*THE TASK*. In the copy, include every entry exactly but none of the pictures.

*RECORD SET*.

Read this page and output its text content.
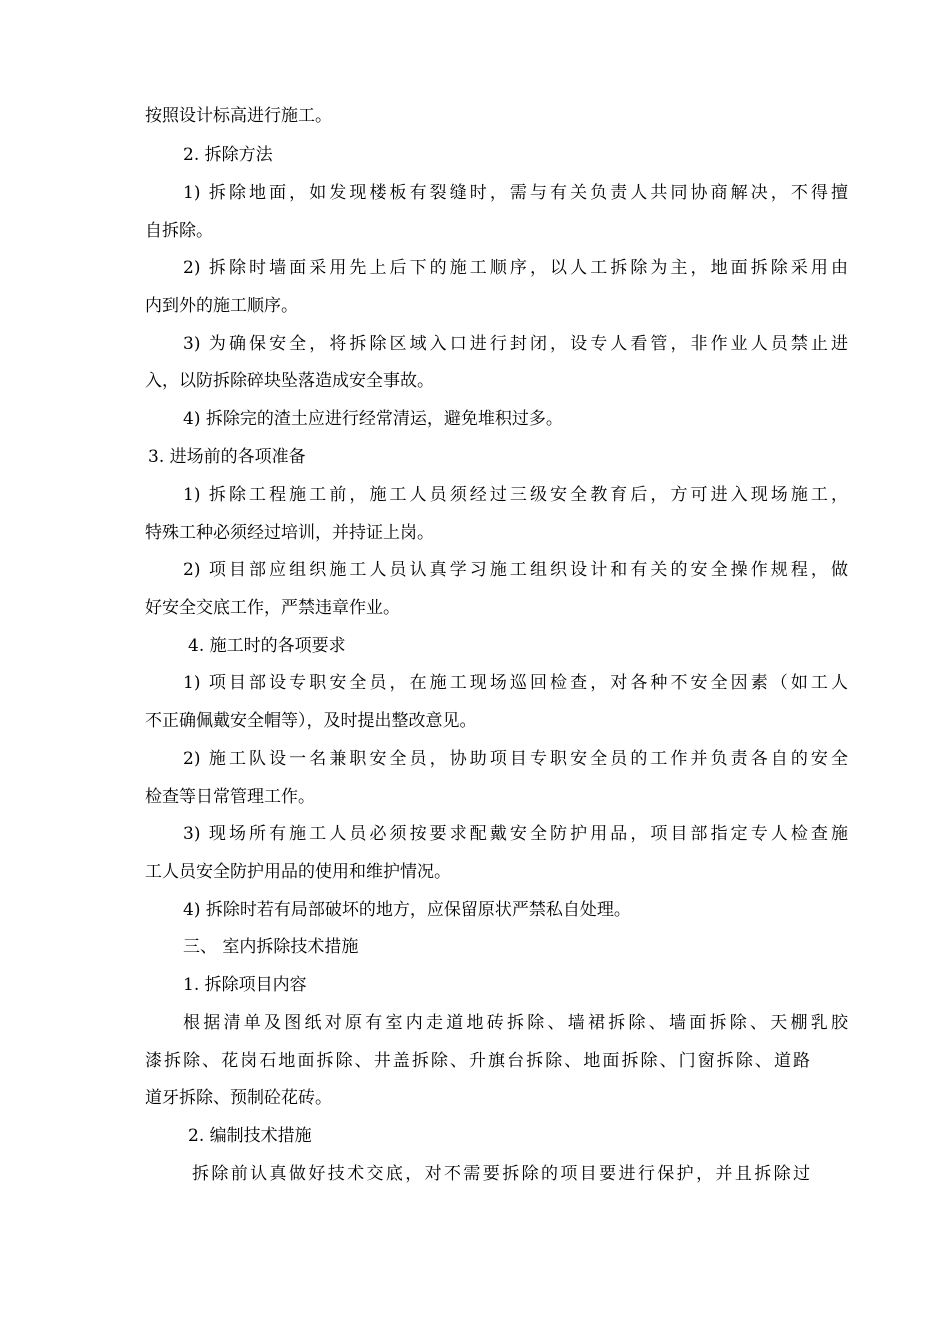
按照设计标高进行施工。
2. 拆除方法
1) 拆除地面，如发现楼板有裂缝时，需与有关负责人共同协商解决，不得擅
自拆除。
2) 拆除时墙面采用先上后下的施工顺序，以人工拆除为主，地面拆除采用由
内到外的施工顺序。
3) 为确保安全，将拆除区域入口进行封闭，设专人看管，非作业人员禁止进
入，以防拆除碎块坠落造成安全事故。
4) 拆除完的渣土应进行经常清运，避免堆积过多。
3. 进场前的各项准备
1) 拆除工程施工前，施工人员须经过三级安全教育后，方可进入现场施工，
特殊工种必须经过培训，并持证上岗。
2) 项目部应组织施工人员认真学习施工组织设计和有关的安全操作规程，做
好安全交底工作，严禁违章作业。
4. 施工时的各项要求
1) 项目部设专职安全员，在施工现场巡回检查，对各种不安全因素（如工人
不正确佩戴安全帽等），及时提出整改意见。
2) 施工队设一名兼职安全员，协助项目专职安全员的工作并负责各自的安全
检查等日常管理工作。
3) 现场所有施工人员必须按要求配戴安全防护用品，项目部指定专人检查施
工人员安全防护用品的使用和维护情况。
4) 拆除时若有局部破坏的地方，应保留原状严禁私自处理。
三、 室内拆除技术措施
1. 拆除项目内容
根据清单及图纸对原有室内走道地砖拆除、墙裙拆除、墙面拆除、天棚乳胶
漆拆除、花岗石地面拆除、井盖拆除、升旗台拆除、地面拆除、门窗拆除、道路
道牙拆除、预制砼花砖。
2. 编制技术措施
拆除前认真做好技术交底，对不需要拆除的项目要进行保护，并且拆除过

*SOLUTION FOR THIS PROBLEM*.
Read this page and output its text content.
按照设计标高进行施工。
2. 拆除方法
1) 拆除地面，如发现楼板有裂缝时，需与有关负责人共同协商解决，不得擅
自拆除。
2) 拆除时墙面采用先上后下的施工顺序，以人工拆除为主，地面拆除采用由
内到外的施工顺序。
3) 为确保安全，将拆除区域入口进行封闭，设专人看管，非作业人员禁止进
入，以防拆除碎块坠落造成安全事故。
4) 拆除完的渣土应进行经常清运，避免堆积过多。
3. 进场前的各项准备
1) 拆除工程施工前，施工人员须经过三级安全教育后，方可进入现场施工，
特殊工种必须经过培训，并持证上岗。
2) 项目部应组织施工人员认真学习施工组织设计和有关的安全操作规程，做
好安全交底工作，严禁违章作业。
4. 施工时的各项要求
1) 项目部设专职安全员，在施工现场巡回检查，对各种不安全因素（如工人
不正确佩戴安全帽等），及时提出整改意见。
2) 施工队设一名兼职安全员，协助项目专职安全员的工作并负责各自的安全
检查等日常管理工作。
3) 现场所有施工人员必须按要求配戴安全防护用品，项目部指定专人检查施
工人员安全防护用品的使用和维护情况。
4) 拆除时若有局部破坏的地方，应保留原状严禁私自处理。
三、 室内拆除技术措施
1. 拆除项目内容
根据清单及图纸对原有室内走道地砖拆除、墙裙拆除、墙面拆除、天棚乳胶
漆拆除、花岗石地面拆除、井盖拆除、升旗台拆除、地面拆除、门窗拆除、道路
道牙拆除、预制砼花砖。
2. 编制技术措施
拆除前认真做好技术交底，对不需要拆除的项目要进行保护，并且拆除过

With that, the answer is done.